** begin Extracted material **
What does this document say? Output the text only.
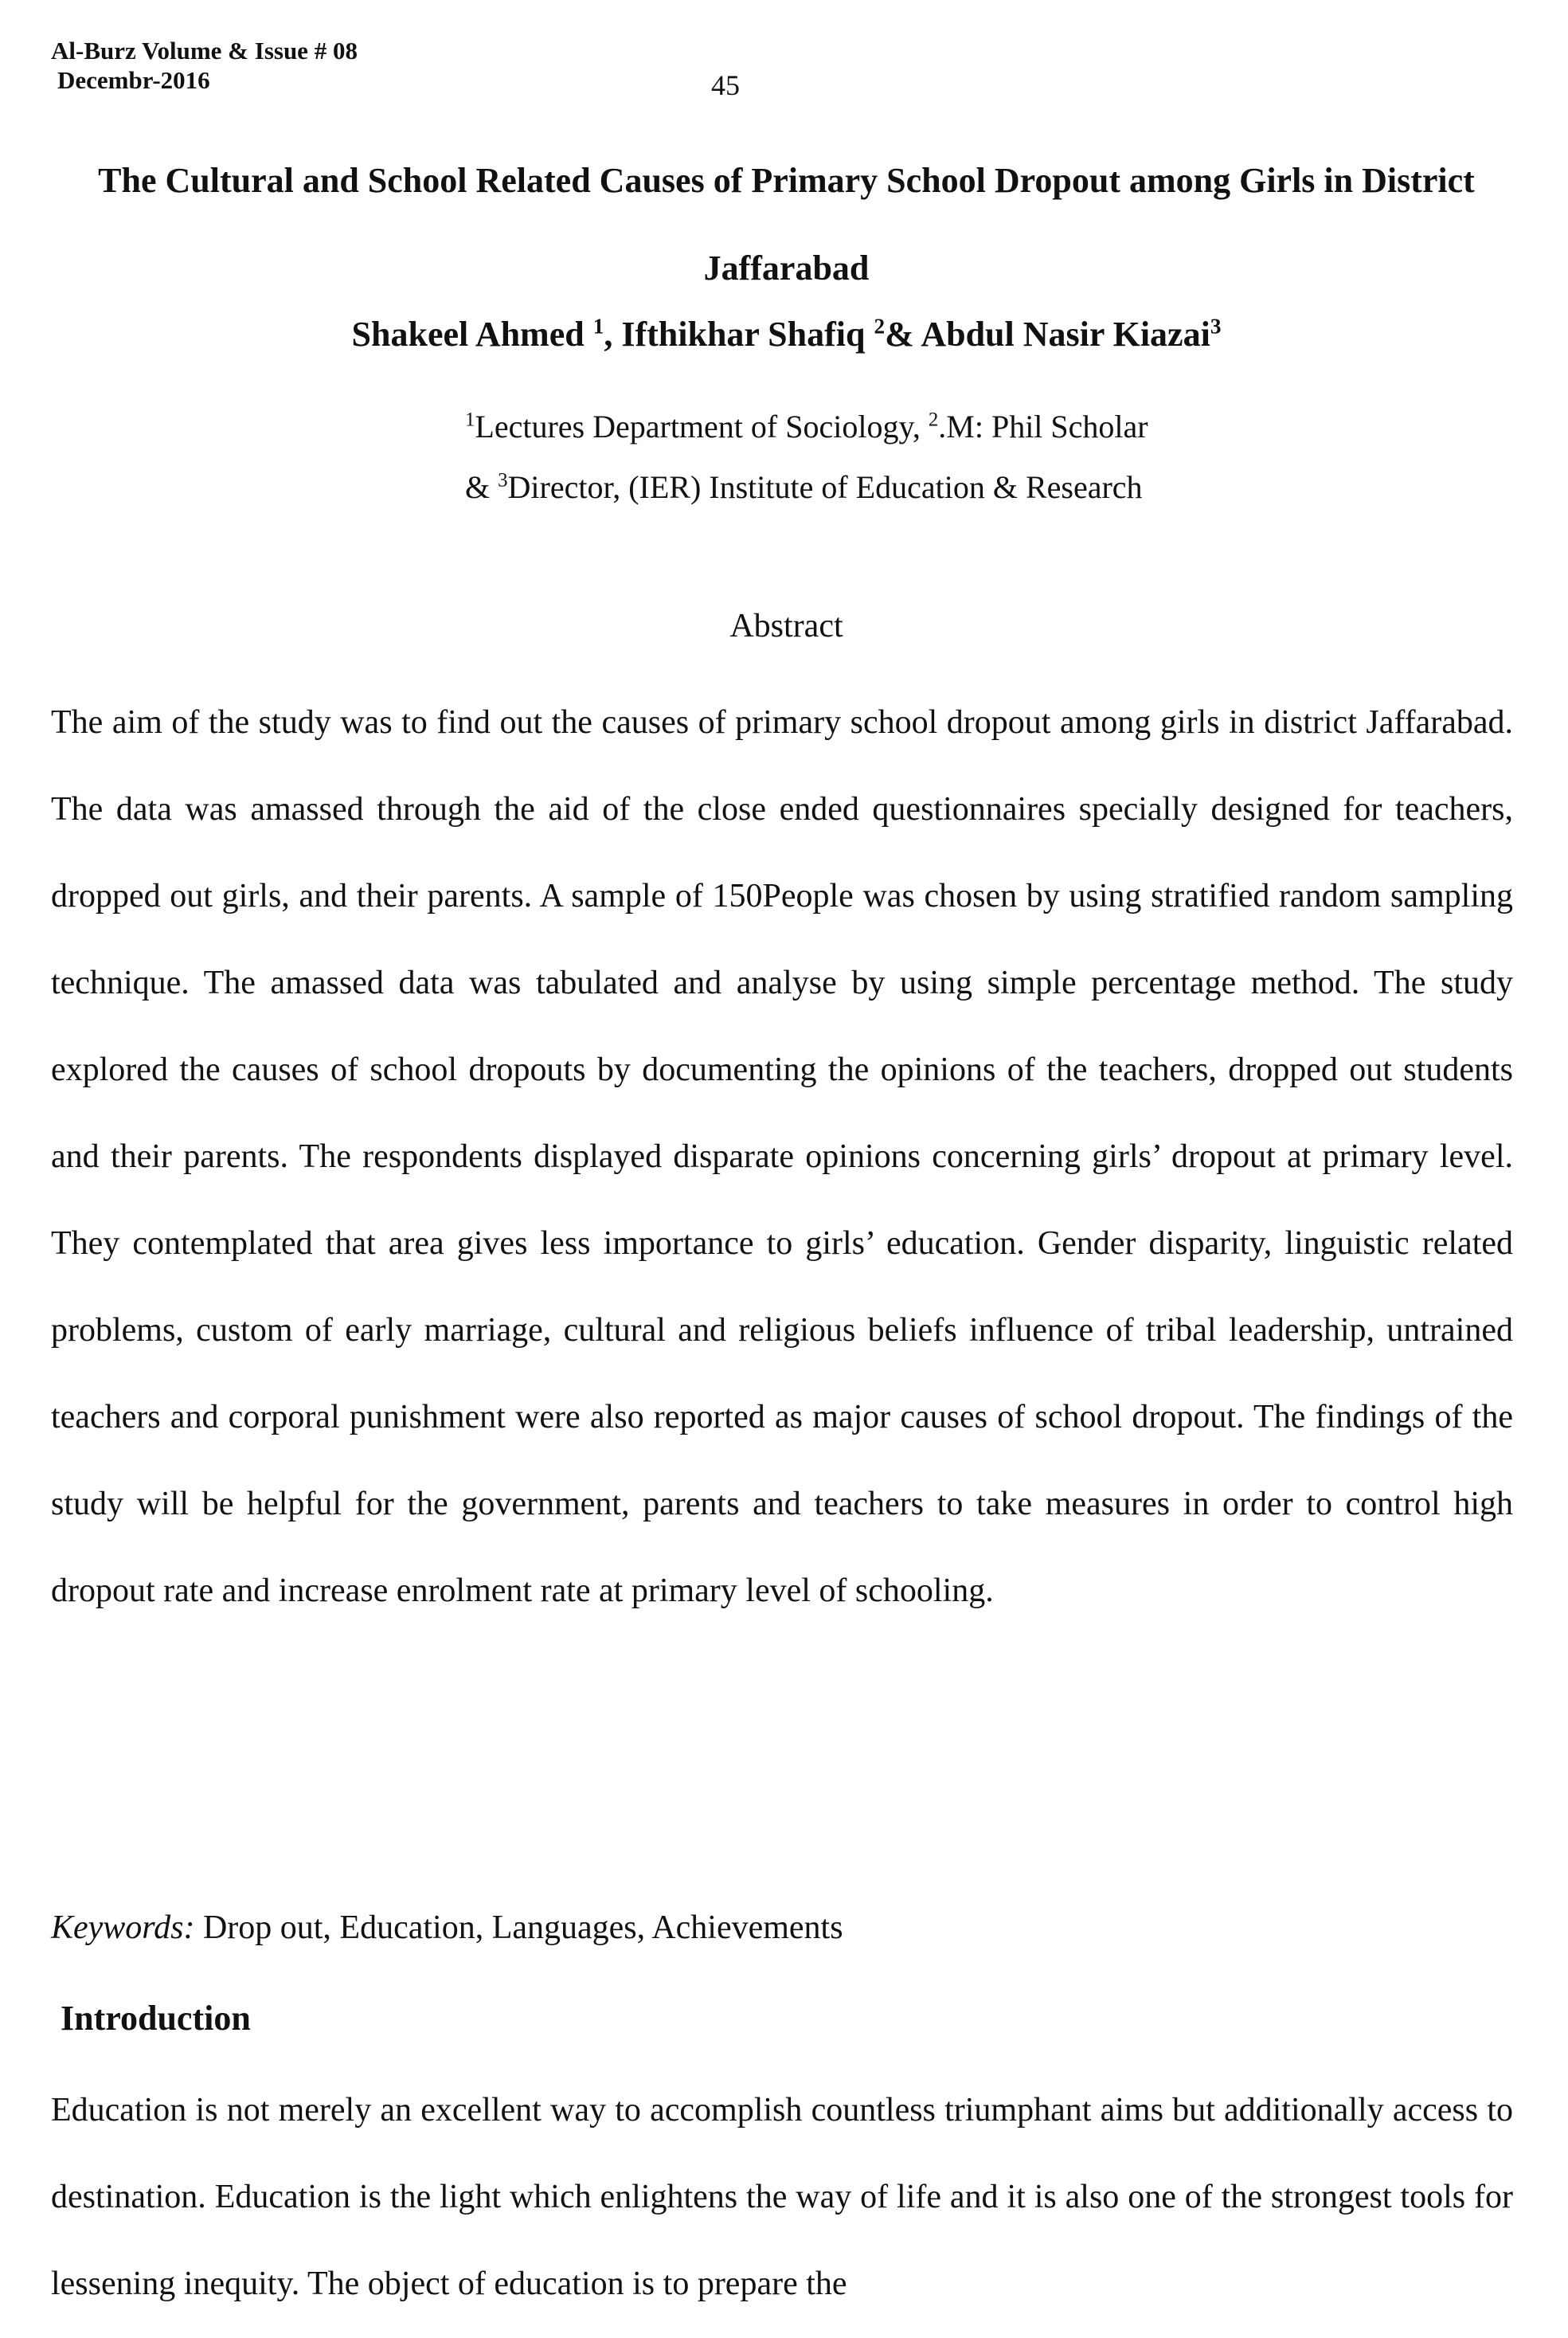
Al-Burz Volume & Issue # 08
Decembr-2016	45
The Cultural and School Related Causes of Primary School Dropout among Girls in District Jaffarabad
Shakeel Ahmed $^1$, Ifthikhar Shafiq $^2$& Abdul Nasir Kiazai$^3$
$^1$Lectures Department of Sociology, $^2$.M: Phil Scholar
& $^3$Director, (IER) Institute of Education & Research
Abstract

The aim of the study was to find out the causes of primary school dropout among girls in district Jaffarabad. The data was amassed through the aid of the close ended questionnaires specially designed for teachers, dropped out girls, and their parents. A sample of 150People was chosen by using stratified random sampling technique. The amassed data was tabulated and analyse by using simple percentage method. The study explored the causes of school dropouts by documenting the opinions of the teachers, dropped out students and their parents. The respondents displayed disparate opinions concerning girls’ dropout at primary level. They contemplated that area gives less importance to girls’ education. Gender disparity, linguistic related problems, custom of early marriage, cultural and religious beliefs influence of tribal leadership, untrained teachers and corporal punishment were also reported as major causes of school dropout. The findings of the study will be helpful for the government, parents and teachers to take measures in order to control high dropout rate and increase enrolment rate at primary level of schooling.

Keywords: Drop out, Education, Languages, Achievements
Introduction

Education is not merely an excellent way to accomplish countless triumphant aims but additionally access to destination. Education is the light which enlightens the way of life and it is also one of the strongest tools for lessening inequity. The object of education is to prepare the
** end Extracted material **
* _Exercise requirements_: Copy every line of the data word for word, omitting the images.

* _Solution for this problem_:
What does this document say? Output the text only.
Al-Burz Volume & Issue # 08
Decembr-2016	45
The Cultural and School Related Causes of Primary School Dropout among Girls in District Jaffarabad
Shakeel Ahmed $^1$, Ifthikhar Shafiq $^2$& Abdul Nasir Kiazai$^3$
$^1$Lectures Department of Sociology, $^2$.M: Phil Scholar
& $^3$Director, (IER) Institute of Education & Research
Abstract

The aim of the study was to find out the causes of primary school dropout among girls in district Jaffarabad. The data was amassed through the aid of the close ended questionnaires specially designed for teachers, dropped out girls, and their parents. A sample of 150People was chosen by using stratified random sampling technique. The amassed data was tabulated and analyse by using simple percentage method. The study explored the causes of school dropouts by documenting the opinions of the teachers, dropped out students and their parents. The respondents displayed disparate opinions concerning girls’ dropout at primary level. They contemplated that area gives less importance to girls’ education. Gender disparity, linguistic related problems, custom of early marriage, cultural and religious beliefs influence of tribal leadership, untrained teachers and corporal punishment were also reported as major causes of school dropout. The findings of the study will be helpful for the government, parents and teachers to take measures in order to control high dropout rate and increase enrolment rate at primary level of schooling.

Keywords: Drop out, Education, Languages, Achievements
Introduction

Education is not merely an excellent way to accomplish countless triumphant aims but additionally access to destination. Education is the light which enlightens the way of life and it is also one of the strongest tools for lessening inequity. The object of education is to prepare the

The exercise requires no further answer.